- RECORD EXCERPTS
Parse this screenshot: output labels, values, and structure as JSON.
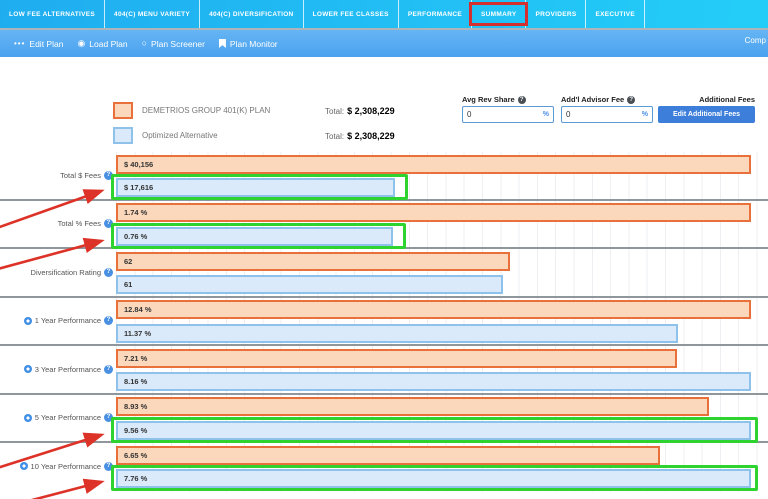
{
  "tabs": {
    "items": [
      {
        "label": "LOW FEE ALTERNATIVES",
        "selected": false
      },
      {
        "label": "404(C) MENU VARIETY",
        "selected": false
      },
      {
        "label": "404(C) DIVERSIFICATION",
        "selected": false
      },
      {
        "label": "LOWER FEE CLASSES",
        "selected": false
      },
      {
        "label": "PERFORMANCE",
        "selected": false
      },
      {
        "label": "SUMMARY",
        "selected": true
      },
      {
        "label": "PROVIDERS",
        "selected": false
      },
      {
        "label": "EXECUTIVE",
        "selected": false
      }
    ]
  },
  "toolbar": {
    "items": [
      {
        "icon": "ellipsis-icon",
        "label": "Edit Plan"
      },
      {
        "icon": "target-icon",
        "label": "Load Plan"
      },
      {
        "icon": "circle-icon",
        "label": "Plan Screener"
      },
      {
        "icon": "bookmark-icon",
        "label": "Plan Monitor"
      }
    ],
    "right_text": "Comp"
  },
  "legend": {
    "plan": {
      "name": "DEMETRIOS GROUP 401(K) PLAN",
      "total_label": "Total:",
      "total_value": "$ 2,308,229",
      "color": "#fbd8bb",
      "border": "#e8713b"
    },
    "alternative": {
      "name": "Optimized Alternative",
      "total_label": "Total:",
      "total_value": "$ 2,308,229",
      "color": "#daeafb",
      "border": "#8ec2eb"
    }
  },
  "fees": {
    "avg_rev_share": {
      "label": "Avg Rev Share",
      "value": "0",
      "suffix": "%"
    },
    "addl_advisor_fee": {
      "label": "Add'l Advisor Fee",
      "value": "0",
      "suffix": "%"
    },
    "additional_fees_label": "Additional Fees",
    "edit_button_label": "Edit Additional Fees"
  },
  "chart_data": {
    "type": "bar",
    "orientation": "horizontal",
    "series": [
      {
        "name": "DEMETRIOS GROUP 401(K) PLAN",
        "color": "#fbd8bb",
        "border": "#e8713b"
      },
      {
        "name": "Optimized Alternative",
        "color": "#daeafb",
        "border": "#8ec2eb"
      }
    ],
    "legend_position": "top-left",
    "grid": "vertical-light",
    "rows": [
      {
        "label": "Total $ Fees",
        "gear_icon": false,
        "help_icon": true,
        "plan_value": 40156,
        "plan_display": "$ 40,156",
        "alt_value": 17616,
        "alt_display": "$ 17,616",
        "scale_max": 40156,
        "alt_highlighted": true,
        "arrow": true
      },
      {
        "label": "Total % Fees",
        "gear_icon": false,
        "help_icon": true,
        "plan_value": 1.74,
        "plan_display": "1.74 %",
        "alt_value": 0.76,
        "alt_display": "0.76 %",
        "scale_max": 1.74,
        "alt_highlighted": true,
        "arrow": true
      },
      {
        "label": "Diversification Rating",
        "gear_icon": false,
        "help_icon": true,
        "plan_value": 62,
        "plan_display": "62",
        "alt_value": 61,
        "alt_display": "61",
        "scale_max": 100,
        "alt_highlighted": false,
        "arrow": false
      },
      {
        "label": "1 Year Performance",
        "gear_icon": true,
        "help_icon": true,
        "plan_value": 12.84,
        "plan_display": "12.84 %",
        "alt_value": 11.37,
        "alt_display": "11.37 %",
        "scale_max": 12.84,
        "alt_highlighted": false,
        "arrow": false
      },
      {
        "label": "3 Year Performance",
        "gear_icon": true,
        "help_icon": true,
        "plan_value": 7.21,
        "plan_display": "7.21 %",
        "alt_value": 8.16,
        "alt_display": "8.16 %",
        "scale_max": 8.16,
        "alt_highlighted": false,
        "arrow": false
      },
      {
        "label": "5 Year Performance",
        "gear_icon": true,
        "help_icon": true,
        "plan_value": 8.93,
        "plan_display": "8.93 %",
        "alt_value": 9.56,
        "alt_display": "9.56 %",
        "scale_max": 9.56,
        "alt_highlighted": true,
        "arrow": true
      },
      {
        "label": "10 Year Performance",
        "gear_icon": true,
        "help_icon": true,
        "plan_value": 6.65,
        "plan_display": "6.65 %",
        "alt_value": 7.76,
        "alt_display": "7.76 %",
        "scale_max": 7.76,
        "alt_highlighted": true,
        "arrow": true
      }
    ],
    "annotation_colors": {
      "highlight_green": "#2fd32f",
      "arrow_red": "#dd3227",
      "selected_tab_red": "#d42f2f"
    }
  }
}
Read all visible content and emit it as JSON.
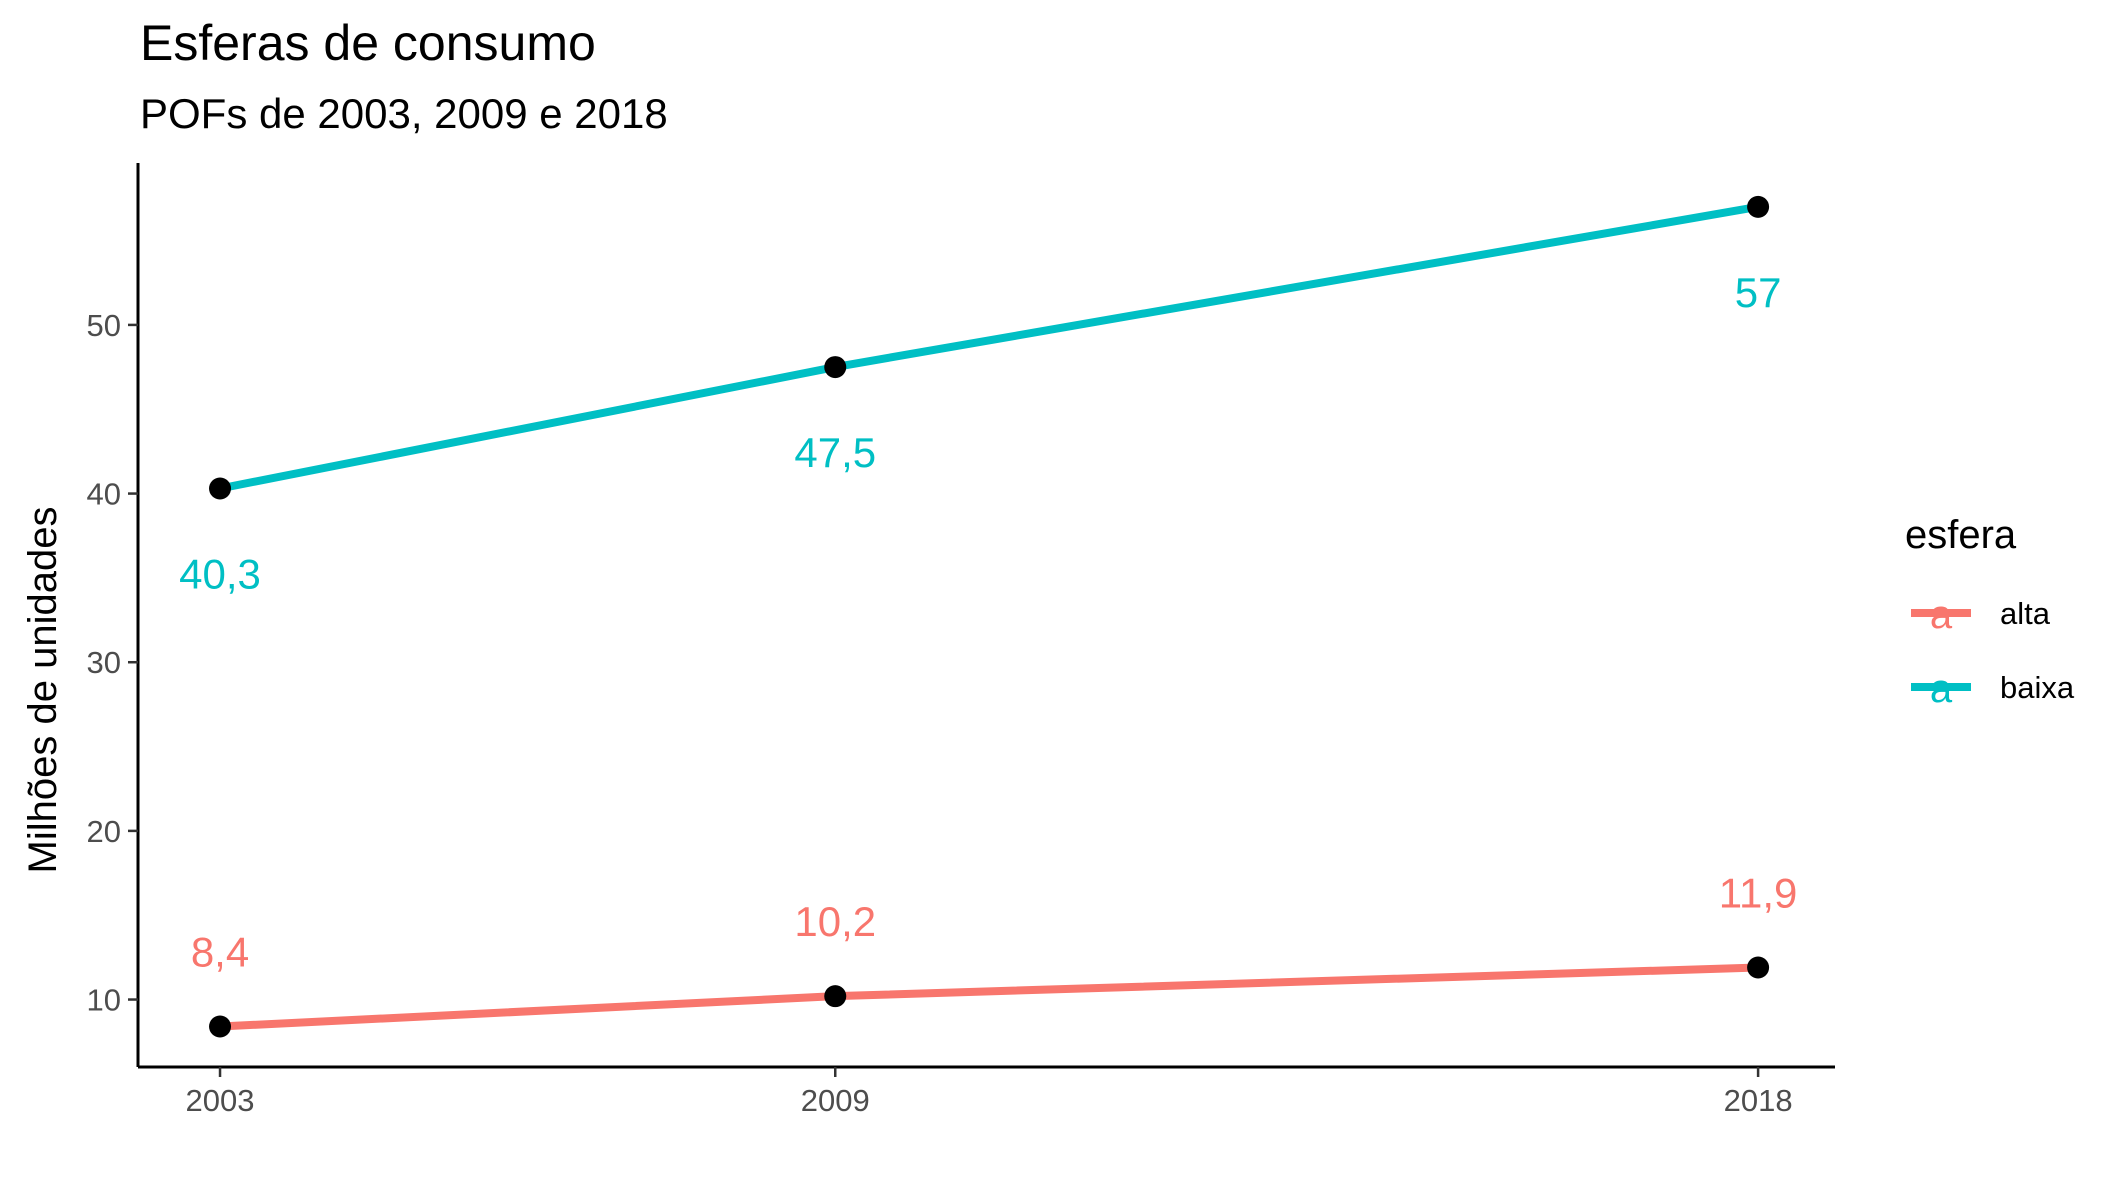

- TASK DESCRIPTION
Show all lines in the entries above where the word "Edit" appears.

- WRITTEN SOLUTION
        "label": "Edit Plan"
    "edit_button_label": "Edit Additional Fees"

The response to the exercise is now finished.